■ **DATA TO PROCESS**
+ + +
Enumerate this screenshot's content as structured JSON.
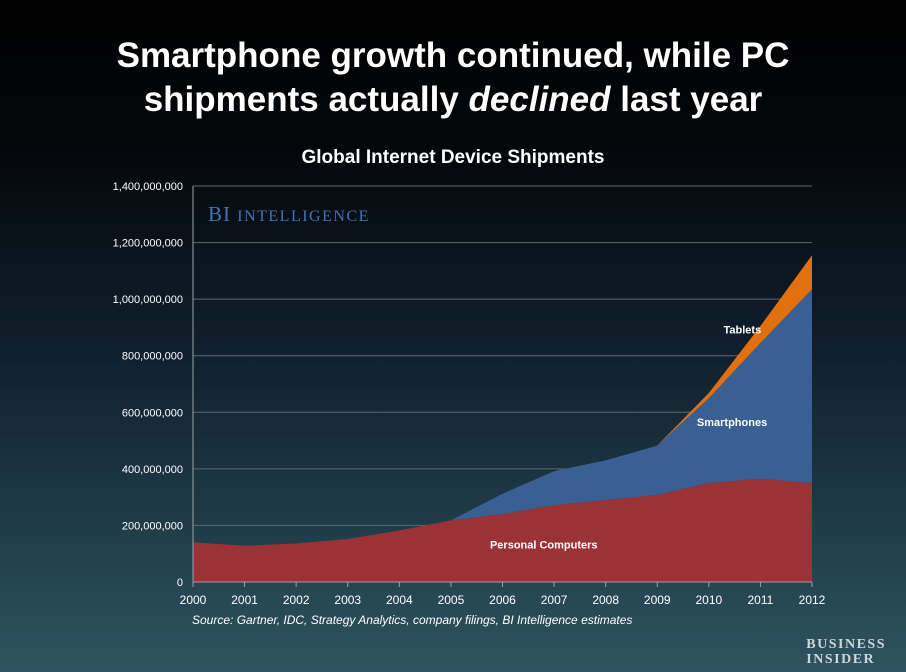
{
  "headline": {
    "line1": "Smartphone growth continued, while PC",
    "line2_before": "shipments actually ",
    "line2_emph": "declined",
    "line2_after": " last year"
  },
  "brand_watermark": "BI INTELLIGENCE",
  "source_note": "Source: Gartner, IDC, Strategy Analytics, company filings, BI Intelligence estimates",
  "logo": {
    "line1": "BUSINESS",
    "line2": "INSIDER"
  },
  "colors": {
    "personal_computers": "#9b3336",
    "smartphones": "#3a5f93",
    "tablets": "#e2700f",
    "brand": "#3f74b6"
  },
  "chart_data": {
    "type": "area",
    "stacked": true,
    "title": "Global Internet Device Shipments",
    "xlabel": "",
    "ylabel": "",
    "x": [
      "2000",
      "2001",
      "2002",
      "2003",
      "2004",
      "2005",
      "2006",
      "2007",
      "2008",
      "2009",
      "2010",
      "2011",
      "2012"
    ],
    "yticks": [
      "0",
      "200,000,000",
      "400,000,000",
      "600,000,000",
      "800,000,000",
      "1,000,000,000",
      "1,200,000,000",
      "1,400,000,000"
    ],
    "ylim": [
      0,
      1400000000
    ],
    "grid": true,
    "series": [
      {
        "name": "Personal Computers",
        "values": [
          140000000,
          128000000,
          136000000,
          152000000,
          182000000,
          218000000,
          240000000,
          272000000,
          290000000,
          308000000,
          350000000,
          365000000,
          350000000
        ]
      },
      {
        "name": "Smartphones",
        "values": [
          0,
          0,
          0,
          0,
          0,
          0,
          72000000,
          120000000,
          140000000,
          174000000,
          300000000,
          480000000,
          685000000
        ]
      },
      {
        "name": "Tablets",
        "values": [
          0,
          0,
          0,
          0,
          0,
          0,
          0,
          0,
          0,
          0,
          18000000,
          60000000,
          120000000
        ]
      }
    ]
  }
}
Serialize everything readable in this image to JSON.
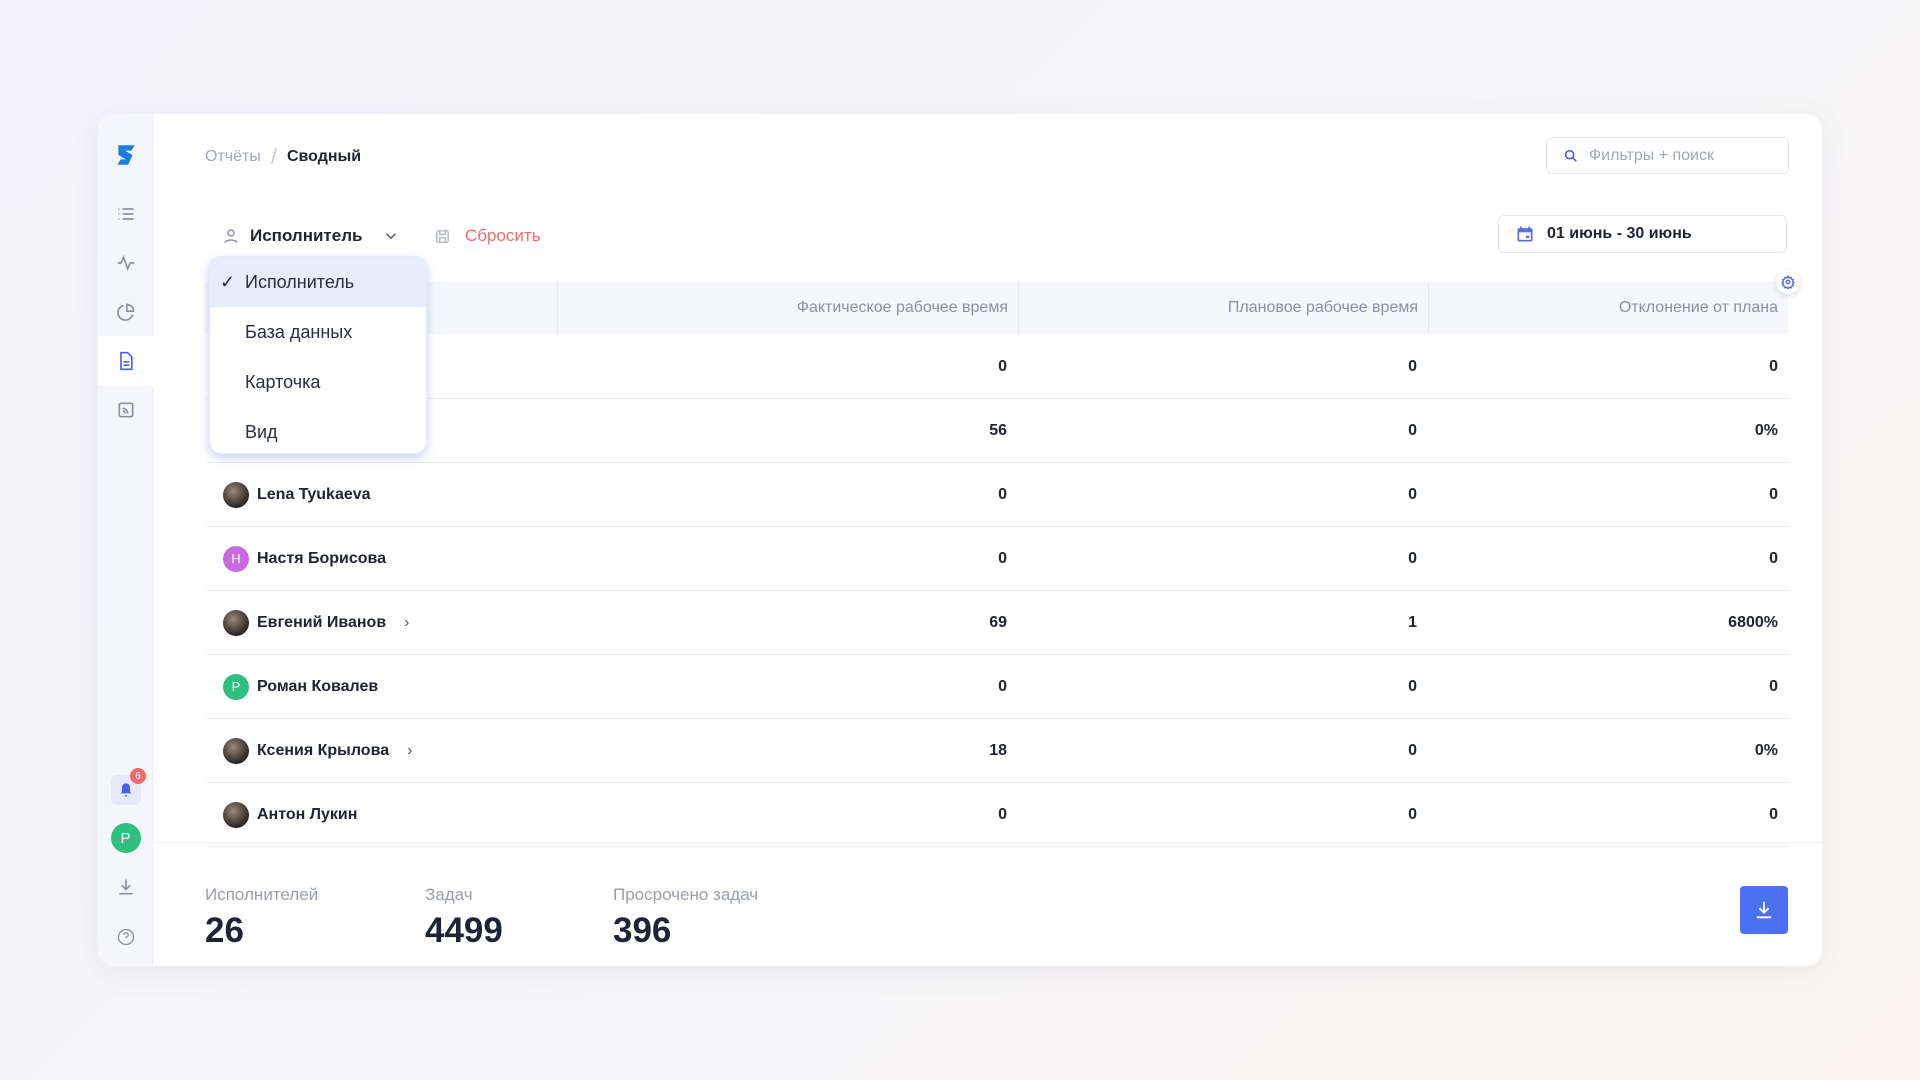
{
  "breadcrumb": {
    "parent": "Отчёты",
    "current": "Сводный"
  },
  "search": {
    "placeholder": "Фильтры + поиск"
  },
  "toolbar": {
    "group_by": "Исполнитель",
    "reset": "Сбросить"
  },
  "date_range": "01 июнь - 30 июнь",
  "dropdown": {
    "options": [
      "Исполнитель",
      "База данных",
      "Карточка",
      "Вид"
    ],
    "selected": "Исполнитель"
  },
  "table": {
    "columns": [
      "",
      "Фактическое рабочее время",
      "Плановое рабочее время",
      "Отклонение от плана"
    ],
    "rows": [
      {
        "name": "",
        "actual": "0",
        "plan": "0",
        "dev": "0"
      },
      {
        "name": "",
        "actual": "56",
        "plan": "0",
        "dev": "0%"
      },
      {
        "name": "Lena Tyukaeva",
        "actual": "0",
        "plan": "0",
        "dev": "0",
        "avatar": "photo",
        "expand": false
      },
      {
        "name": "Настя Борисова",
        "actual": "0",
        "plan": "0",
        "dev": "0",
        "avatar": "Н",
        "color": "#c96be0",
        "expand": false
      },
      {
        "name": "Евгений Иванов",
        "actual": "69",
        "plan": "1",
        "dev": "6800%",
        "avatar": "photo",
        "expand": true
      },
      {
        "name": "Роман Ковалев",
        "actual": "0",
        "plan": "0",
        "dev": "0",
        "avatar": "Р",
        "color": "#2fbf7e",
        "expand": false
      },
      {
        "name": "Ксения Крылова",
        "actual": "18",
        "plan": "0",
        "dev": "0%",
        "avatar": "photo",
        "expand": true
      },
      {
        "name": "Антон Лукин",
        "actual": "0",
        "plan": "0",
        "dev": "0",
        "avatar": "photo",
        "expand": false
      }
    ]
  },
  "stats": [
    {
      "label": "Исполнителей",
      "value": "26"
    },
    {
      "label": "Задач",
      "value": "4499"
    },
    {
      "label": "Просрочено задач",
      "value": "396"
    }
  ],
  "sidebar": {
    "notifications": "6",
    "user_initial": "Р"
  },
  "colors": {
    "accent": "#4a6ff0",
    "reset": "#f26b6b"
  }
}
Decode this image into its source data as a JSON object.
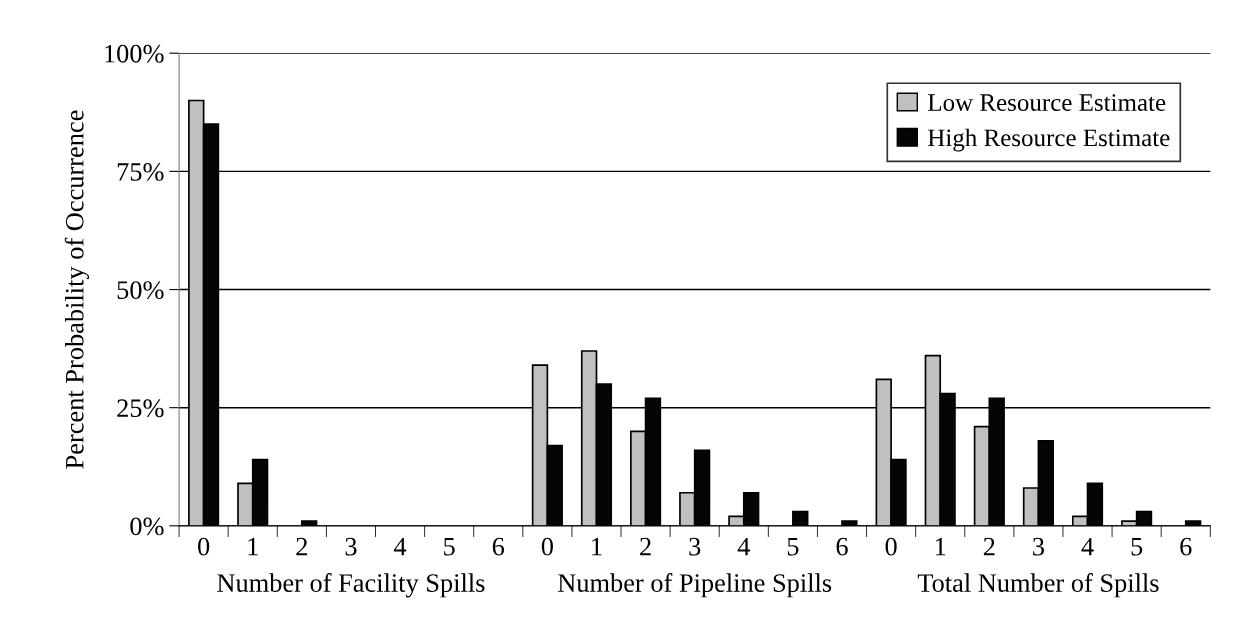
{
  "chart_data": {
    "type": "bar",
    "ylabel": "Percent Probability of Occurrence",
    "categories": [
      "0",
      "1",
      "2",
      "3",
      "4",
      "5",
      "6",
      "0",
      "1",
      "2",
      "3",
      "4",
      "5",
      "6",
      "0",
      "1",
      "2",
      "3",
      "4",
      "5",
      "6"
    ],
    "series": [
      {
        "name": "Low Resource Estimate",
        "color": "#c0c0c0",
        "values": [
          90,
          9,
          0,
          0,
          0,
          0,
          0,
          34,
          37,
          20,
          7,
          2,
          0,
          0,
          31,
          36,
          21,
          8,
          2,
          1,
          0
        ]
      },
      {
        "name": "High Resource Estimate",
        "color": "#050505",
        "values": [
          85,
          14,
          1,
          0,
          0,
          0,
          0,
          17,
          30,
          27,
          16,
          7,
          3,
          1,
          14,
          28,
          27,
          18,
          9,
          3,
          1
        ]
      }
    ],
    "ylim": [
      0,
      100
    ],
    "yticks": [
      {
        "value": 0,
        "label": "0%"
      },
      {
        "value": 25,
        "label": "25%"
      },
      {
        "value": 50,
        "label": "50%"
      },
      {
        "value": 75,
        "label": "75%"
      },
      {
        "value": 100,
        "label": "100%"
      }
    ],
    "grid": "y",
    "legend": "top right",
    "annotations": [
      "Number of Facility Spills",
      "Number of Pipeline Spills",
      "Total Number of Spills"
    ]
  }
}
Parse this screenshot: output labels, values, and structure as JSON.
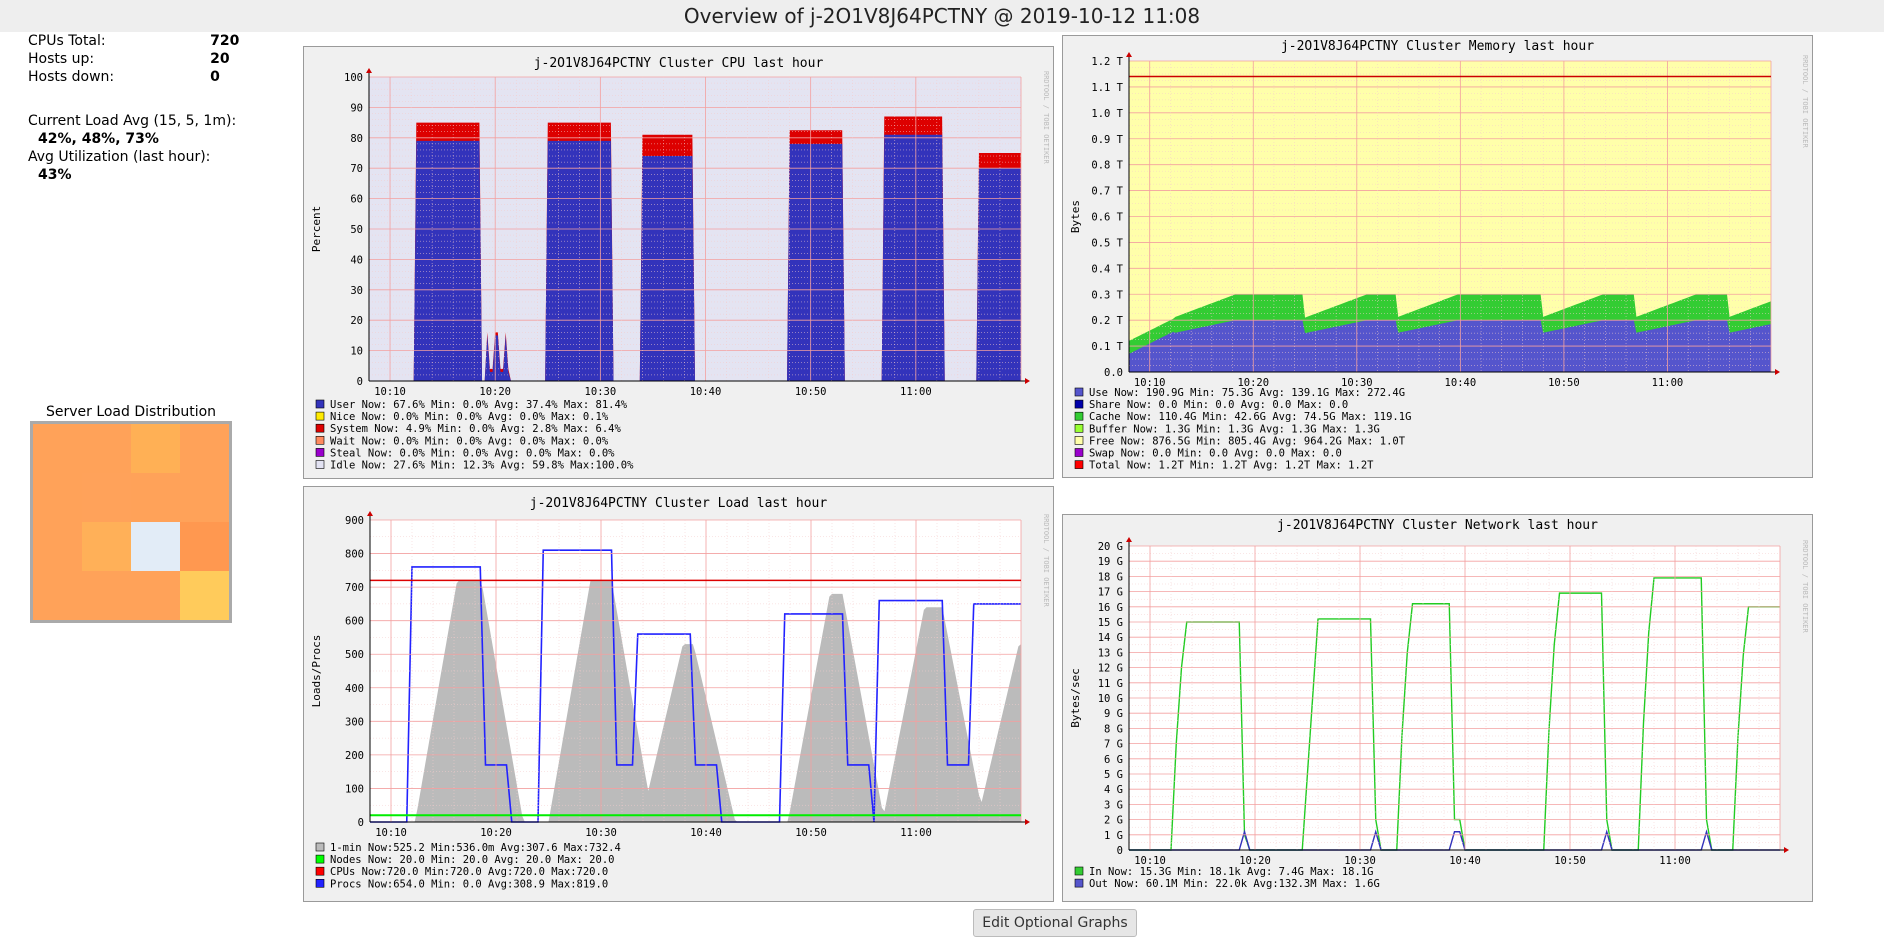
+ + +
■ **AIM OF THE TASK**
All records should be output exactly, with the pictures left out.

■ **RESPONSE FOR THIS EXERCISE**
Enumerate this screenshot's content as structured JSON.
{
  "headline": {
    "line1": "Smartphone growth continued, while PC",
    "line2_before": "shipments actually ",
    "line2_emph": "declined",
    "line2_after": " last year"
  },
  "brand_watermark": "BI INTELLIGENCE",
  "source_note": "Source: Gartner, IDC, Strategy Analytics, company filings, BI Intelligence estimates",
  "logo": {
    "line1": "BUSINESS",
    "line2": "INSIDER"
  },
  "colors": {
    "personal_computers": "#9b3336",
    "smartphones": "#3a5f93",
    "tablets": "#e2700f",
    "brand": "#3f74b6"
  },
  "chart_data": {
    "type": "area",
    "stacked": true,
    "title": "Global Internet Device Shipments",
    "xlabel": "",
    "ylabel": "",
    "x": [
      "2000",
      "2001",
      "2002",
      "2003",
      "2004",
      "2005",
      "2006",
      "2007",
      "2008",
      "2009",
      "2010",
      "2011",
      "2012"
    ],
    "yticks": [
      "0",
      "200,000,000",
      "400,000,000",
      "600,000,000",
      "800,000,000",
      "1,000,000,000",
      "1,200,000,000",
      "1,400,000,000"
    ],
    "ylim": [
      0,
      1400000000
    ],
    "grid": true,
    "series": [
      {
        "name": "Personal Computers",
        "values": [
          140000000,
          128000000,
          136000000,
          152000000,
          182000000,
          218000000,
          240000000,
          272000000,
          290000000,
          308000000,
          350000000,
          365000000,
          350000000
        ]
      },
      {
        "name": "Smartphones",
        "values": [
          0,
          0,
          0,
          0,
          0,
          0,
          72000000,
          120000000,
          140000000,
          174000000,
          300000000,
          480000000,
          685000000
        ]
      },
      {
        "name": "Tablets",
        "values": [
          0,
          0,
          0,
          0,
          0,
          0,
          0,
          0,
          0,
          0,
          18000000,
          60000000,
          120000000
        ]
      }
    ]
  }
}
Serialize everything readable in this image to JSON.
{
  "breadcrumb": {
    "parent": "Отчёты",
    "current": "Сводный"
  },
  "search": {
    "placeholder": "Фильтры + поиск"
  },
  "toolbar": {
    "group_by": "Исполнитель",
    "reset": "Сбросить"
  },
  "date_range": "01 июнь - 30 июнь",
  "dropdown": {
    "options": [
      "Исполнитель",
      "База данных",
      "Карточка",
      "Вид"
    ],
    "selected": "Исполнитель"
  },
  "table": {
    "columns": [
      "",
      "Фактическое рабочее время",
      "Плановое рабочее время",
      "Отклонение от плана"
    ],
    "rows": [
      {
        "name": "",
        "actual": "0",
        "plan": "0",
        "dev": "0"
      },
      {
        "name": "",
        "actual": "56",
        "plan": "0",
        "dev": "0%"
      },
      {
        "name": "Lena Tyukaeva",
        "actual": "0",
        "plan": "0",
        "dev": "0",
        "avatar": "photo",
        "expand": false
      },
      {
        "name": "Настя Борисова",
        "actual": "0",
        "plan": "0",
        "dev": "0",
        "avatar": "Н",
        "color": "#c96be0",
        "expand": false
      },
      {
        "name": "Евгений Иванов",
        "actual": "69",
        "plan": "1",
        "dev": "6800%",
        "avatar": "photo",
        "expand": true
      },
      {
        "name": "Роман Ковалев",
        "actual": "0",
        "plan": "0",
        "dev": "0",
        "avatar": "Р",
        "color": "#2fbf7e",
        "expand": false
      },
      {
        "name": "Ксения Крылова",
        "actual": "18",
        "plan": "0",
        "dev": "0%",
        "avatar": "photo",
        "expand": true
      },
      {
        "name": "Антон Лукин",
        "actual": "0",
        "plan": "0",
        "dev": "0",
        "avatar": "photo",
        "expand": false
      }
    ]
  },
  "stats": [
    {
      "label": "Исполнителей",
      "value": "26"
    },
    {
      "label": "Задач",
      "value": "4499"
    },
    {
      "label": "Просрочено задач",
      "value": "396"
    }
  ],
  "sidebar": {
    "notifications": "6",
    "user_initial": "Р"
  },
  "colors": {
    "accent": "#4a6ff0",
    "reset": "#f26b6b"
  }
}
Decode this image into its source data as a JSON object.
{
  "chart_data": {
    "type": "bar",
    "ylabel": "Percent Probability of Occurrence",
    "categories": [
      "0",
      "1",
      "2",
      "3",
      "4",
      "5",
      "6",
      "0",
      "1",
      "2",
      "3",
      "4",
      "5",
      "6",
      "0",
      "1",
      "2",
      "3",
      "4",
      "5",
      "6"
    ],
    "series": [
      {
        "name": "Low Resource Estimate",
        "color": "#c0c0c0",
        "values": [
          90,
          9,
          0,
          0,
          0,
          0,
          0,
          34,
          37,
          20,
          7,
          2,
          0,
          0,
          31,
          36,
          21,
          8,
          2,
          1,
          0
        ]
      },
      {
        "name": "High Resource Estimate",
        "color": "#050505",
        "values": [
          85,
          14,
          1,
          0,
          0,
          0,
          0,
          17,
          30,
          27,
          16,
          7,
          3,
          1,
          14,
          28,
          27,
          18,
          9,
          3,
          1
        ]
      }
    ],
    "ylim": [
      0,
      100
    ],
    "yticks": [
      {
        "value": 0,
        "label": "0%"
      },
      {
        "value": 25,
        "label": "25%"
      },
      {
        "value": 50,
        "label": "50%"
      },
      {
        "value": 75,
        "label": "75%"
      },
      {
        "value": 100,
        "label": "100%"
      }
    ],
    "grid": "y",
    "legend": "top right",
    "annotations": [
      "Number of Facility Spills",
      "Number of Pipeline Spills",
      "Total Number of Spills"
    ]
  }
}
Parse this screenshot: output labels, values, and structure as JSON.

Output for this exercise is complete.